# start of INFORMATION SUPPLIED
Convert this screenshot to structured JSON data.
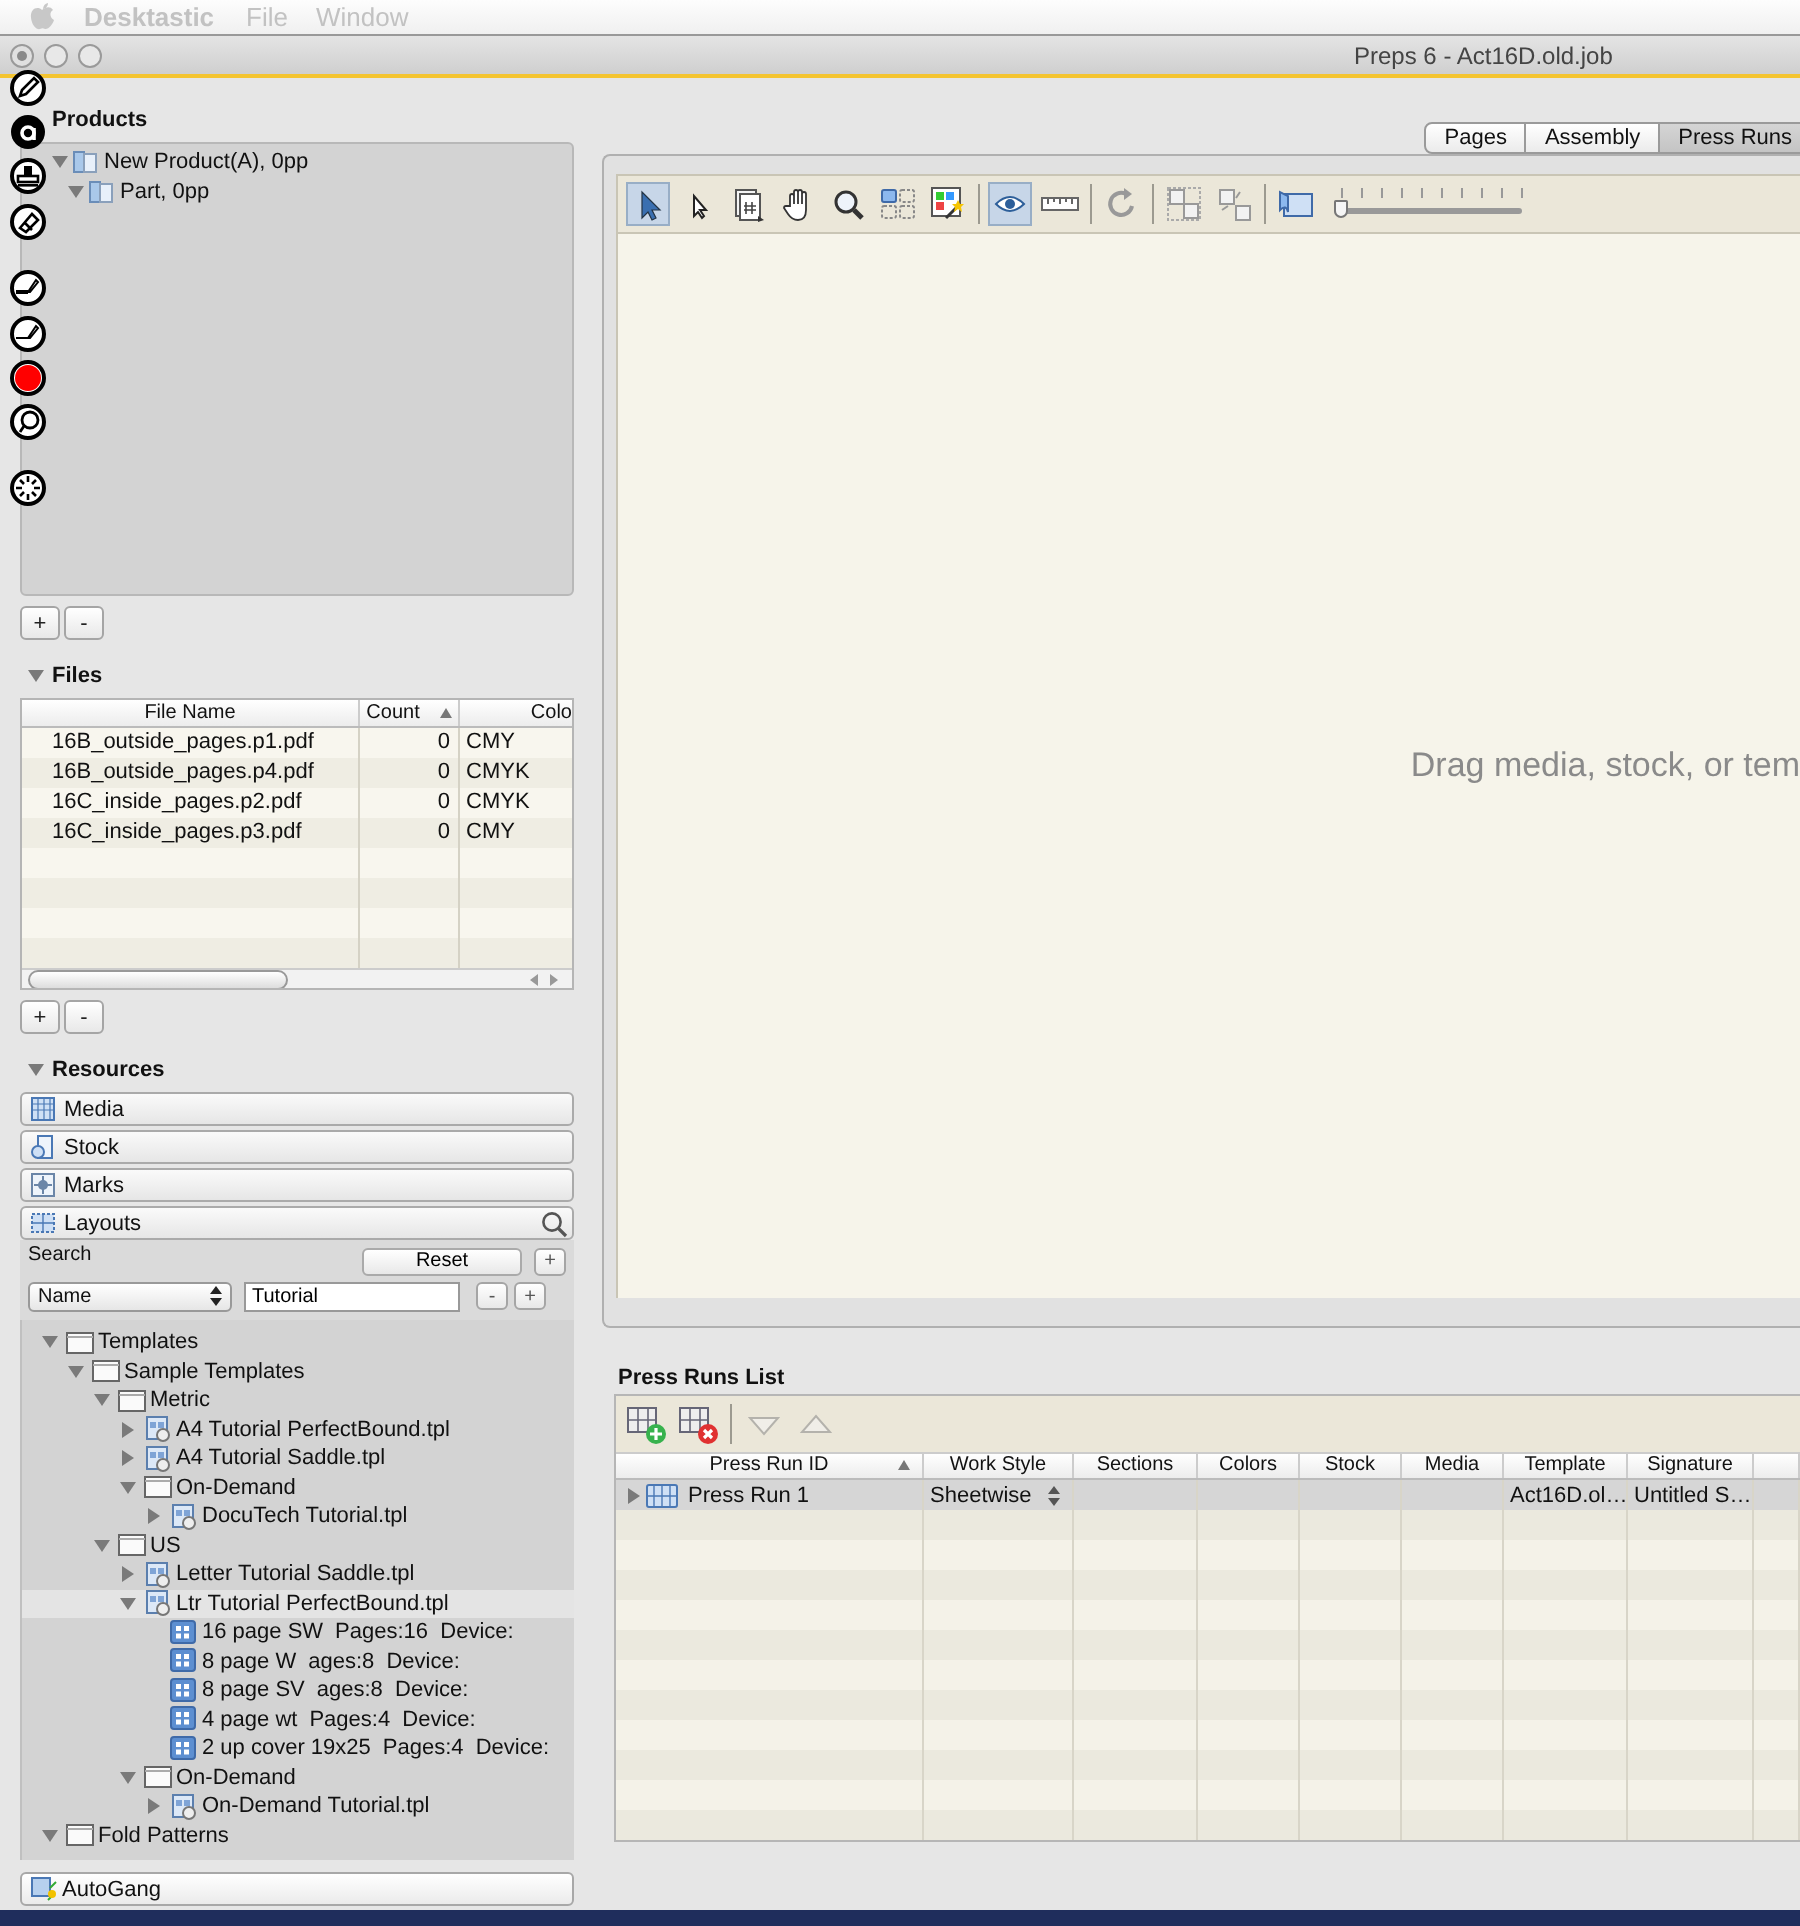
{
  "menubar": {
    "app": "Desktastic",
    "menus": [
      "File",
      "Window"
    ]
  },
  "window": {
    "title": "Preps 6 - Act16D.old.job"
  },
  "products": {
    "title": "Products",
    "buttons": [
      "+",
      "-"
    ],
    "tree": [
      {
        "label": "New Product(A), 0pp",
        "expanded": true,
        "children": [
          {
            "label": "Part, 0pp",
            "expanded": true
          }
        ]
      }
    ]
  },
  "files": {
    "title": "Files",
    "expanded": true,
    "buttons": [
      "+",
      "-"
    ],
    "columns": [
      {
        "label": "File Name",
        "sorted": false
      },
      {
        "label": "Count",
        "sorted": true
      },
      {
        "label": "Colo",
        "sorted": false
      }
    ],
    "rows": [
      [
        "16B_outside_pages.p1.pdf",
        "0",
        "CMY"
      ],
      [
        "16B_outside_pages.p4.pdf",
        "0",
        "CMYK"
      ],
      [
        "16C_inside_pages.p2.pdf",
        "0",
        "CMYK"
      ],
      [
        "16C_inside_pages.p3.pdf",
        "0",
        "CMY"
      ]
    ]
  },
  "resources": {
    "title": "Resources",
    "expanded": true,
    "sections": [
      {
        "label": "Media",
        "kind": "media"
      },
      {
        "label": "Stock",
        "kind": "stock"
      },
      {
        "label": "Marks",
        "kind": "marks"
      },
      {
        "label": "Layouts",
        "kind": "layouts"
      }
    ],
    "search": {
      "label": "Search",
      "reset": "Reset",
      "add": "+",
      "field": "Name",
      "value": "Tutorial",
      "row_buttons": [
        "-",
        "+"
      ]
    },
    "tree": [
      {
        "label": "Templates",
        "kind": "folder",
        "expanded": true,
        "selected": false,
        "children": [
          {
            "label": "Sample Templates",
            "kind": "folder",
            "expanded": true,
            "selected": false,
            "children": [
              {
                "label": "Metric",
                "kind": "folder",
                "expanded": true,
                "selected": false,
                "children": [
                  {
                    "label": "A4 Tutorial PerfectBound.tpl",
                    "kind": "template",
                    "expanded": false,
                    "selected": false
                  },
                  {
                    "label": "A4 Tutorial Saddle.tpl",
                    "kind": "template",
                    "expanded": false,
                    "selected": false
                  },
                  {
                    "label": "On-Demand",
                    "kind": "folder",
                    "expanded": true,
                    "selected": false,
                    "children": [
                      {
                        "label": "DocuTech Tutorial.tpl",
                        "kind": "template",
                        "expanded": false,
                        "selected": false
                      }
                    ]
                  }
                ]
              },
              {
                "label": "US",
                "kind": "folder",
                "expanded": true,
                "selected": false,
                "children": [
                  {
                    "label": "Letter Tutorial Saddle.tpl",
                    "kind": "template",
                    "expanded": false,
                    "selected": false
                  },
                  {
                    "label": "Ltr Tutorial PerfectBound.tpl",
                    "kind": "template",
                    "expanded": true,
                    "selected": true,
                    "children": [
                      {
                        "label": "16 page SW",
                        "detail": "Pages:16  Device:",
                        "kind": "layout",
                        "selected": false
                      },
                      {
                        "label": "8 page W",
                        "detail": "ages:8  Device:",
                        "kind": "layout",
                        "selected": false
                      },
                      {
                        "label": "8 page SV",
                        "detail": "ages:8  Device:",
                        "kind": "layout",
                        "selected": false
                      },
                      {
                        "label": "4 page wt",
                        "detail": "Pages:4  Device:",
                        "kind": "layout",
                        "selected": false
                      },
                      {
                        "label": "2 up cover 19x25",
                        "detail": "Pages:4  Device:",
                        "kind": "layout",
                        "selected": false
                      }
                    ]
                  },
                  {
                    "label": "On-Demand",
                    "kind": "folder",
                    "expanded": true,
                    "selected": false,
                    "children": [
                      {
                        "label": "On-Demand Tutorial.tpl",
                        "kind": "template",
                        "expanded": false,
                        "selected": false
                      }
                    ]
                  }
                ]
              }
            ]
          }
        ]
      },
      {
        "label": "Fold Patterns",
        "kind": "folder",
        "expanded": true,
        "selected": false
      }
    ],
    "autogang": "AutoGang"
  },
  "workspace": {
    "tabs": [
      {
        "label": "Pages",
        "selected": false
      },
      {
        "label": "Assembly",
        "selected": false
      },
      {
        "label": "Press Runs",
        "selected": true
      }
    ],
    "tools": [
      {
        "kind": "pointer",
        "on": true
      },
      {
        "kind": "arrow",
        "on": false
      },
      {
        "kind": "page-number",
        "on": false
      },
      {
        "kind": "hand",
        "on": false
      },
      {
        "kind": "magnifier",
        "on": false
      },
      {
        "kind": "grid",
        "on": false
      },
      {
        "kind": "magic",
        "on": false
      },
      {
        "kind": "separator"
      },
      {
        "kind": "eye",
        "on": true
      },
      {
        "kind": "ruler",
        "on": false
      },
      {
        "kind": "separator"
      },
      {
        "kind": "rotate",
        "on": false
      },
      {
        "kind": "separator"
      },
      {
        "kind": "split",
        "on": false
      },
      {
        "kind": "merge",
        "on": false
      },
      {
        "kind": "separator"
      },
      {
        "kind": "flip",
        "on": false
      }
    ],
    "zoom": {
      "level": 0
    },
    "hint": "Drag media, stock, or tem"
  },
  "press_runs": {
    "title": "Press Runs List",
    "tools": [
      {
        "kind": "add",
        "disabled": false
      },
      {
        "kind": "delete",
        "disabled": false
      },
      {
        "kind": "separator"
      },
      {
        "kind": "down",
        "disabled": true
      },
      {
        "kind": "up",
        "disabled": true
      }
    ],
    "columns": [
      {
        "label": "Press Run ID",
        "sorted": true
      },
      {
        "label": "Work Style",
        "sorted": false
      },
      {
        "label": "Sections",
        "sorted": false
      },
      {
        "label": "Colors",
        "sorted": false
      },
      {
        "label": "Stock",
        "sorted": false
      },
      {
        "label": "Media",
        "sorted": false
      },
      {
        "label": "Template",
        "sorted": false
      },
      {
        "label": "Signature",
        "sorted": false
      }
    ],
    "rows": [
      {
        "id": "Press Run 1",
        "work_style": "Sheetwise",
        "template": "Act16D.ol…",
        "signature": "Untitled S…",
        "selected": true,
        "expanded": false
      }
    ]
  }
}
# end of INFORMATION SUPPLIED
● **PROMPT**: Check each line of the entries for the string "Saddle". Copy the lines that have it.

● **REPLY TO THE TASK**:
                    "label": "A4 Tutorial Saddle.tpl",
                    "label": "Letter Tutorial Saddle.tpl",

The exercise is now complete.